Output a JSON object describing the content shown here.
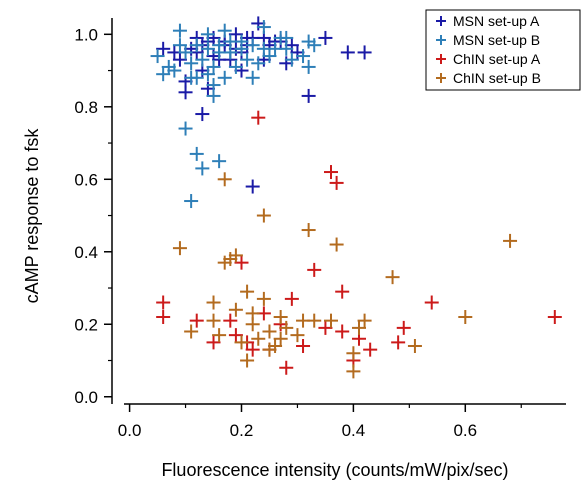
{
  "chart_data": {
    "type": "scatter",
    "title": "",
    "xlabel": "Fluorescence intensity (counts/mW/pix/sec)",
    "ylabel": "cAMP response to fsk",
    "xlim": [
      -0.01,
      0.78
    ],
    "ylim": [
      -0.02,
      1.045
    ],
    "xticks": [
      0.0,
      0.2,
      0.4,
      0.6
    ],
    "xtick_labels": [
      "0.0",
      "0.2",
      "0.4",
      "0.6"
    ],
    "yticks": [
      0.0,
      0.2,
      0.4,
      0.6,
      0.8,
      1.0
    ],
    "ytick_labels": [
      "0.0",
      "0.2",
      "0.4",
      "0.6",
      "0.8",
      "1.0"
    ],
    "grid": false,
    "legend_position": "top-right",
    "marker": "plus",
    "series": [
      {
        "name": "MSN set-up A",
        "color": "#1a1aa6",
        "points": [
          [
            0.06,
            0.96
          ],
          [
            0.08,
            0.95
          ],
          [
            0.09,
            0.93
          ],
          [
            0.1,
            0.84
          ],
          [
            0.11,
            0.96
          ],
          [
            0.12,
            0.99
          ],
          [
            0.13,
            0.97
          ],
          [
            0.13,
            0.9
          ],
          [
            0.14,
            0.85
          ],
          [
            0.15,
            0.94
          ],
          [
            0.15,
            0.99
          ],
          [
            0.16,
            0.93
          ],
          [
            0.17,
            0.97
          ],
          [
            0.18,
            0.93
          ],
          [
            0.19,
            0.96
          ],
          [
            0.19,
            1.0
          ],
          [
            0.2,
            0.95
          ],
          [
            0.2,
            0.9
          ],
          [
            0.21,
            0.99
          ],
          [
            0.21,
            0.97
          ],
          [
            0.22,
            0.99
          ],
          [
            0.23,
            1.03
          ],
          [
            0.24,
            0.93
          ],
          [
            0.25,
            0.97
          ],
          [
            0.26,
            0.98
          ],
          [
            0.27,
            0.98
          ],
          [
            0.28,
            0.92
          ],
          [
            0.29,
            0.97
          ],
          [
            0.3,
            0.95
          ],
          [
            0.32,
            0.83
          ],
          [
            0.35,
            0.99
          ],
          [
            0.39,
            0.95
          ],
          [
            0.42,
            0.95
          ],
          [
            0.22,
            0.58
          ],
          [
            0.13,
            0.78
          ],
          [
            0.1,
            0.87
          ],
          [
            0.12,
            0.95
          ],
          [
            0.17,
            0.98
          ],
          [
            0.24,
            0.99
          ],
          [
            0.14,
            0.98
          ]
        ]
      },
      {
        "name": "MSN set-up B",
        "color": "#2e7fb8",
        "points": [
          [
            0.05,
            0.94
          ],
          [
            0.06,
            0.89
          ],
          [
            0.07,
            0.91
          ],
          [
            0.08,
            0.9
          ],
          [
            0.09,
            0.97
          ],
          [
            0.09,
            1.01
          ],
          [
            0.1,
            0.95
          ],
          [
            0.11,
            0.92
          ],
          [
            0.12,
            0.88
          ],
          [
            0.12,
            0.97
          ],
          [
            0.13,
            0.93
          ],
          [
            0.14,
            0.96
          ],
          [
            0.14,
            1.0
          ],
          [
            0.15,
            0.83
          ],
          [
            0.15,
            0.91
          ],
          [
            0.16,
            0.95
          ],
          [
            0.16,
            0.97
          ],
          [
            0.17,
            1.01
          ],
          [
            0.17,
            0.88
          ],
          [
            0.18,
            0.95
          ],
          [
            0.19,
            0.91
          ],
          [
            0.2,
            0.96
          ],
          [
            0.21,
            0.93
          ],
          [
            0.22,
            0.97
          ],
          [
            0.22,
            0.88
          ],
          [
            0.23,
            0.92
          ],
          [
            0.24,
            0.96
          ],
          [
            0.25,
            0.94
          ],
          [
            0.26,
            0.96
          ],
          [
            0.27,
            0.99
          ],
          [
            0.28,
            0.96
          ],
          [
            0.29,
            0.93
          ],
          [
            0.31,
            0.94
          ],
          [
            0.32,
            0.91
          ],
          [
            0.33,
            0.97
          ],
          [
            0.12,
            0.67
          ],
          [
            0.13,
            0.63
          ],
          [
            0.16,
            0.65
          ],
          [
            0.1,
            0.74
          ],
          [
            0.11,
            0.54
          ],
          [
            0.15,
            0.86
          ],
          [
            0.14,
            0.89
          ],
          [
            0.18,
            0.98
          ],
          [
            0.11,
            0.88
          ],
          [
            0.32,
            0.98
          ],
          [
            0.28,
            0.99
          ],
          [
            0.24,
            1.02
          ],
          [
            0.2,
            0.98
          ]
        ]
      },
      {
        "name": "ChIN set-up A",
        "color": "#cc1a1a",
        "points": [
          [
            0.06,
            0.26
          ],
          [
            0.06,
            0.22
          ],
          [
            0.12,
            0.21
          ],
          [
            0.15,
            0.15
          ],
          [
            0.18,
            0.21
          ],
          [
            0.19,
            0.17
          ],
          [
            0.2,
            0.37
          ],
          [
            0.21,
            0.15
          ],
          [
            0.22,
            0.13
          ],
          [
            0.23,
            0.77
          ],
          [
            0.25,
            0.13
          ],
          [
            0.27,
            0.2
          ],
          [
            0.28,
            0.08
          ],
          [
            0.29,
            0.27
          ],
          [
            0.33,
            0.35
          ],
          [
            0.35,
            0.19
          ],
          [
            0.36,
            0.62
          ],
          [
            0.37,
            0.59
          ],
          [
            0.38,
            0.29
          ],
          [
            0.38,
            0.18
          ],
          [
            0.4,
            0.1
          ],
          [
            0.41,
            0.16
          ],
          [
            0.43,
            0.13
          ],
          [
            0.48,
            0.15
          ],
          [
            0.49,
            0.19
          ],
          [
            0.54,
            0.26
          ],
          [
            0.76,
            0.22
          ],
          [
            0.31,
            0.14
          ],
          [
            0.24,
            0.23
          ]
        ]
      },
      {
        "name": "ChIN set-up B",
        "color": "#b36b1f",
        "points": [
          [
            0.09,
            0.41
          ],
          [
            0.11,
            0.18
          ],
          [
            0.15,
            0.26
          ],
          [
            0.15,
            0.21
          ],
          [
            0.16,
            0.17
          ],
          [
            0.17,
            0.37
          ],
          [
            0.17,
            0.6
          ],
          [
            0.18,
            0.38
          ],
          [
            0.19,
            0.39
          ],
          [
            0.19,
            0.24
          ],
          [
            0.2,
            0.15
          ],
          [
            0.21,
            0.1
          ],
          [
            0.21,
            0.29
          ],
          [
            0.22,
            0.2
          ],
          [
            0.22,
            0.23
          ],
          [
            0.23,
            0.16
          ],
          [
            0.24,
            0.5
          ],
          [
            0.25,
            0.13
          ],
          [
            0.25,
            0.18
          ],
          [
            0.26,
            0.14
          ],
          [
            0.27,
            0.22
          ],
          [
            0.27,
            0.16
          ],
          [
            0.28,
            0.19
          ],
          [
            0.31,
            0.21
          ],
          [
            0.32,
            0.46
          ],
          [
            0.33,
            0.21
          ],
          [
            0.36,
            0.21
          ],
          [
            0.37,
            0.42
          ],
          [
            0.4,
            0.12
          ],
          [
            0.4,
            0.07
          ],
          [
            0.41,
            0.19
          ],
          [
            0.42,
            0.21
          ],
          [
            0.47,
            0.33
          ],
          [
            0.51,
            0.14
          ],
          [
            0.6,
            0.22
          ],
          [
            0.68,
            0.43
          ],
          [
            0.24,
            0.27
          ],
          [
            0.3,
            0.17
          ]
        ]
      }
    ]
  }
}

+--

Search the lines above for the string "color", then show every one that has it.

        "color": "#1a1aa6",
        "color": "#2e7fb8",
        "color": "#cc1a1a",
        "color": "#b36b1f",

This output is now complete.